■ **Texte cité**:
• • • •

Sécurité : il y aura toujours plus de logiciels vulnérables

Christophe Leray, DOSI du PMU, Patrick Langrand, RSSI de La Poste et Christian Daviot, chargé de mission à l'ANSSI

Les entreprises doivent s’attendre à ce que leurs logiciels soient toujours plus mal codés et vulnérables aux attaques de hackers. Cela est du à la pression du marché et au fait que l’informatique demeure un artisanat. Des remèdes s’esquissent à long terme. 

Les logiciels vont être de plus en plus sujets à des failles de sécurité, à cause d’un mauvais codage du à la pression du time-to-market et à l’arrivée de l’internet des objets. C’est ce qui ressort de la table ronde organisée par le Cigref en clôture des Assises de la Sécurité qui se sont tenues du 30 septembre au 3 octobre à Monaco.

• • • •

■ **Enregistrements sources**:
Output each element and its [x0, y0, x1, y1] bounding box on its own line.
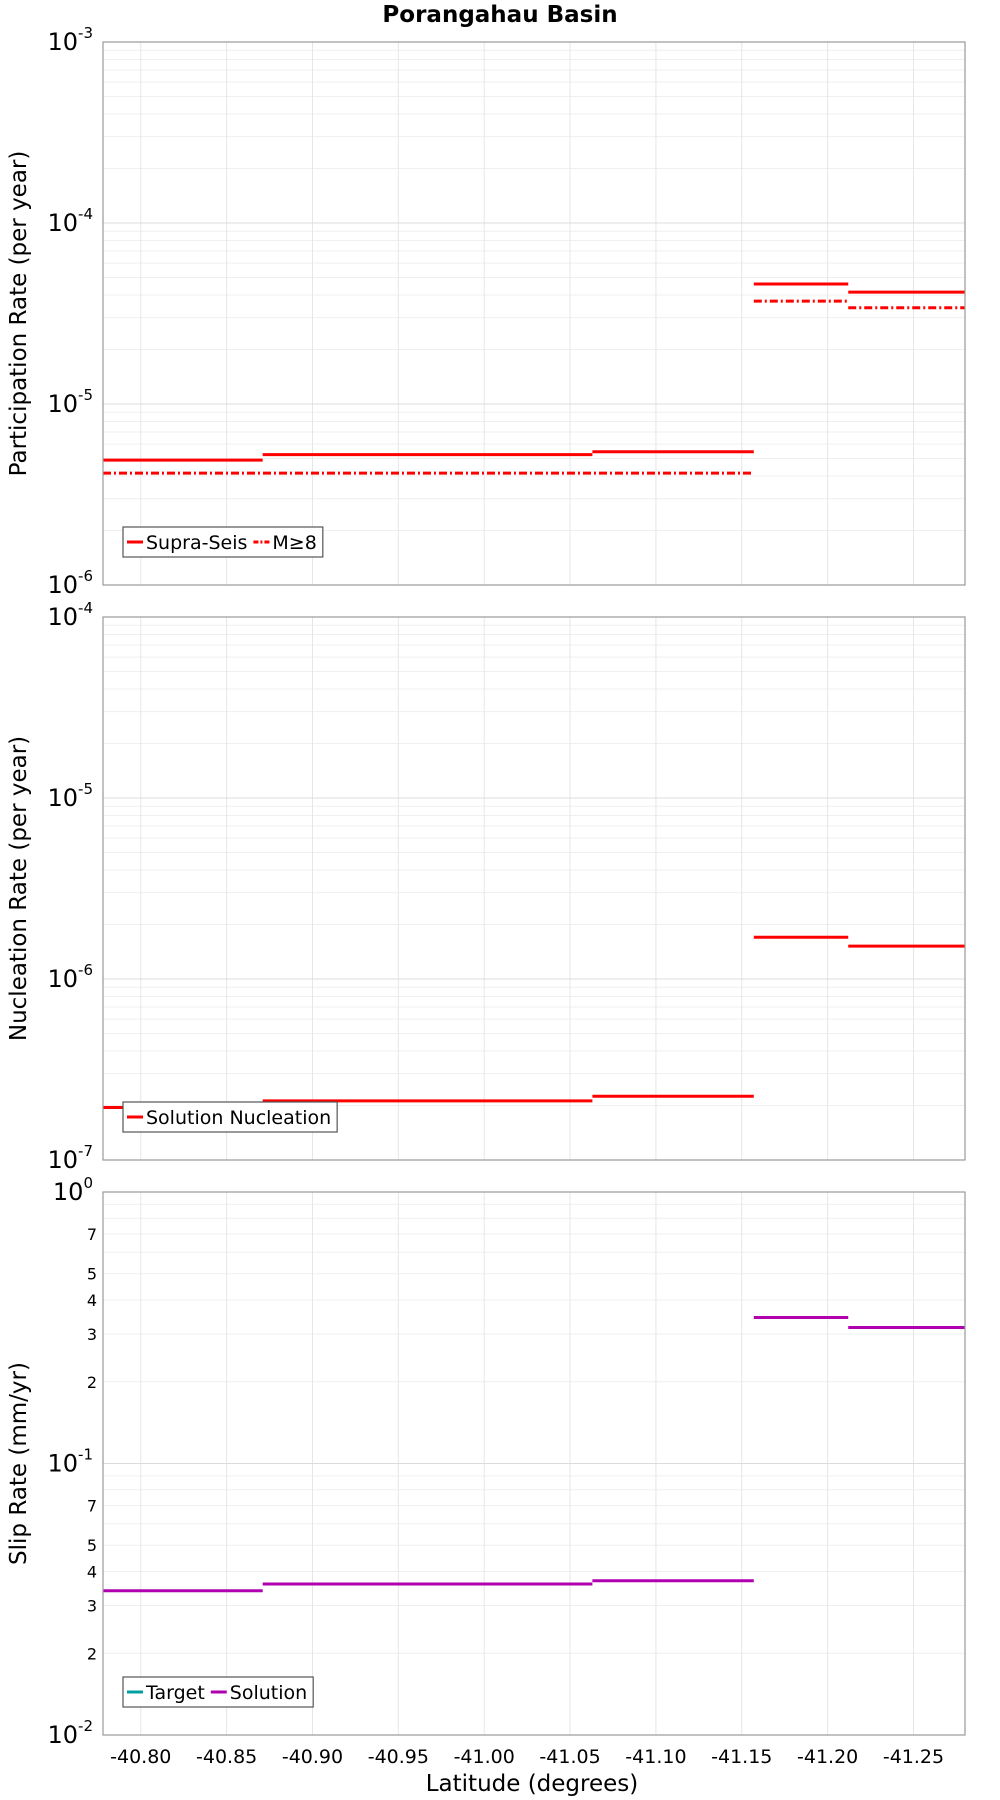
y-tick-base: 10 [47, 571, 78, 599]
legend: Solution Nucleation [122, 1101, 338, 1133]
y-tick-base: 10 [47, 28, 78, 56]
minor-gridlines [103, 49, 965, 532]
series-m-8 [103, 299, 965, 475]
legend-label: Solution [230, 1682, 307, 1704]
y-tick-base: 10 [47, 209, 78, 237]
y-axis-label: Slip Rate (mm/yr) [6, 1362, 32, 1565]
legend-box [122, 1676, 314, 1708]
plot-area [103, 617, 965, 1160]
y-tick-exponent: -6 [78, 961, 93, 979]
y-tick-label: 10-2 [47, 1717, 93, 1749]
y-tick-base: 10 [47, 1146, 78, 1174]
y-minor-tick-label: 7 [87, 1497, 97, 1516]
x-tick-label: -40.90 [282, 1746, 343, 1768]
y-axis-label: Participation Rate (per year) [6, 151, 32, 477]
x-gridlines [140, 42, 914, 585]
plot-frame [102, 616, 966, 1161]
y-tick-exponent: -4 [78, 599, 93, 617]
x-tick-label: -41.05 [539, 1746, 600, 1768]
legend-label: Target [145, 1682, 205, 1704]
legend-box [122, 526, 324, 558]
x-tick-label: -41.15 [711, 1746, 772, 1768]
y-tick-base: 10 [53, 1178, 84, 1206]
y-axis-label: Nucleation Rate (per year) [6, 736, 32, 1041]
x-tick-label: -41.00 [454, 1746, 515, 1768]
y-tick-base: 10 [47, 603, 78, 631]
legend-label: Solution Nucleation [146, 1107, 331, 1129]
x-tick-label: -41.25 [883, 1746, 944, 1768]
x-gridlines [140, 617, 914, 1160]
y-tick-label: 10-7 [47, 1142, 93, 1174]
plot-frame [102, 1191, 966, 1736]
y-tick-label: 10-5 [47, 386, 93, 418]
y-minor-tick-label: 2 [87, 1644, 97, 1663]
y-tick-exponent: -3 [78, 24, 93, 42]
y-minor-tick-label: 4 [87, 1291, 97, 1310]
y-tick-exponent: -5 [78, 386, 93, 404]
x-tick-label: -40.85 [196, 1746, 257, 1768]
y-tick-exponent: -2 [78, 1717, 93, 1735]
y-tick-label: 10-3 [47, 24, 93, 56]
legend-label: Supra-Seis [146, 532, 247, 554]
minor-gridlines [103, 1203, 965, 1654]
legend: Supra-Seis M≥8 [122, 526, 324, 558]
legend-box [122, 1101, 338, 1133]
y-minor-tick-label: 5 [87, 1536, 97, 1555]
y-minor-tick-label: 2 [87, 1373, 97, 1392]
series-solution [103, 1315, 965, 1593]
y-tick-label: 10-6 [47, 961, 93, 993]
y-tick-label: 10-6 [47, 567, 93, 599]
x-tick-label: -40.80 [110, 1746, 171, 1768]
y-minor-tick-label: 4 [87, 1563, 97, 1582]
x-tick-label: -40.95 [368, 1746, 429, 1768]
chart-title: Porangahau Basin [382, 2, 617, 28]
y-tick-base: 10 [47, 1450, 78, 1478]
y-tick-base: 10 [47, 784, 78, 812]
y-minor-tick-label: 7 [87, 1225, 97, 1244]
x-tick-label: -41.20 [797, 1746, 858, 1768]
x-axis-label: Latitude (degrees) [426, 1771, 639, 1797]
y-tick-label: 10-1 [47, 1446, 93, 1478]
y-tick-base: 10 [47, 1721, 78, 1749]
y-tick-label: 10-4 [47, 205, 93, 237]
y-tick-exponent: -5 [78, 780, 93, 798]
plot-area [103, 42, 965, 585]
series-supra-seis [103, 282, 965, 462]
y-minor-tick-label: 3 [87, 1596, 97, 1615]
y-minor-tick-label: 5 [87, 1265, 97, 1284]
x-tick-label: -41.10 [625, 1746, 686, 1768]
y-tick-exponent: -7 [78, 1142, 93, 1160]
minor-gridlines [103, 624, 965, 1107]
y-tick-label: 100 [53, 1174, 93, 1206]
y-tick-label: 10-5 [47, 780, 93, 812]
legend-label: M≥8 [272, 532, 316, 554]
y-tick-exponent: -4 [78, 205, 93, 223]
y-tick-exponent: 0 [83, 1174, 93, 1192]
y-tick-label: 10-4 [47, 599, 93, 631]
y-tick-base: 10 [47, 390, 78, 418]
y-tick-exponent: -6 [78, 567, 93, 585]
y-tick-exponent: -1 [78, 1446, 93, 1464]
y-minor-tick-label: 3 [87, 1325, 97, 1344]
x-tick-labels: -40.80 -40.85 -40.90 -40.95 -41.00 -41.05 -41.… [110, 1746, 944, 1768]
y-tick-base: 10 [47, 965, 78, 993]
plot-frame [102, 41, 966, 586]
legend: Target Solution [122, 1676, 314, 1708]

• • • •

■ **Consigne 1**: Reproduisez à l'identique les lignes des enregistrements, de la ligne contenant « y-tick-base: 10 [47, 571, 78, 599] » jusqu'à la ligne contenant « x-tick-label: -40.90 [282, 1746, 343, 1768] », ces deux lignes comprises.
■ **Consigne 2**: Prolongez l'article sur la vulnérabilité des logiciels en reprenant après sa dernière phrase.
Le texte et les enregistrements proviennent de sources distinctes.

■ **Réponse attendue 1**:
y-tick-base: 10 [47, 571, 78, 599]
legend: Solution Nucleation [122, 1101, 338, 1133]
y-tick-base: 10 [47, 28, 78, 56]
minor-gridlines [103, 49, 965, 532]
series-m-8 [103, 299, 965, 475]
legend-label: Solution [230, 1682, 307, 1704]
y-tick-base: 10 [47, 209, 78, 237]
y-axis-label: Slip Rate (mm/yr) [6, 1362, 32, 1565]
legend-box [122, 1676, 314, 1708]
plot-area [103, 617, 965, 1160]
y-tick-exponent: -6 [78, 961, 93, 979]
y-tick-label: 10-2 [47, 1717, 93, 1749]
y-tick-base: 10 [47, 1146, 78, 1174]
y-minor-tick-label: 7 [87, 1497, 97, 1516]
x-tick-label: -40.90 [282, 1746, 343, 1768]

■ **Réponse attendue 2**:
Question constructive


Ce constat est venu en réponse à question plutôt constructive de Didier Gras, RSSI de BNP Paribas. »Comment peut on améliorer les choses avec les éditeurs qui délivrent toujours plus de hardwares  et de softwares vulnérables ? » aura demandé le RSSI.

Il décrit une course permanente contre la montre : « on dépense une énergie considérable à suivre les cycles de vie des éditeurs de plus en plus courts, il n’y a jamais eu autant de vulnérabilités, on bat chaque année des records de vulnérabilités. Quel est notre levier, qu’est ce que vous voyez en tant que DSI pour améliorer ce point ? »

La réponse n’a laissé aucun espoir côté ANSSI (Agence Nationale de la sécurité des systèmes d’information). « La situation va être de pire en pire, il faut s’y attendre, » estime Christian Daviot, chargé de mission stratégie à l’ANSSI.

Pas de solution immédiate

Il poursuit : « il n’y a pas de solution immédiate, avec le time-to-market et les objets connectés, cela va se casser la g…, on aura de moins en moins de leviers et ce sera de plus en plus mal codé et il y aura de moins en moins de sécurité. »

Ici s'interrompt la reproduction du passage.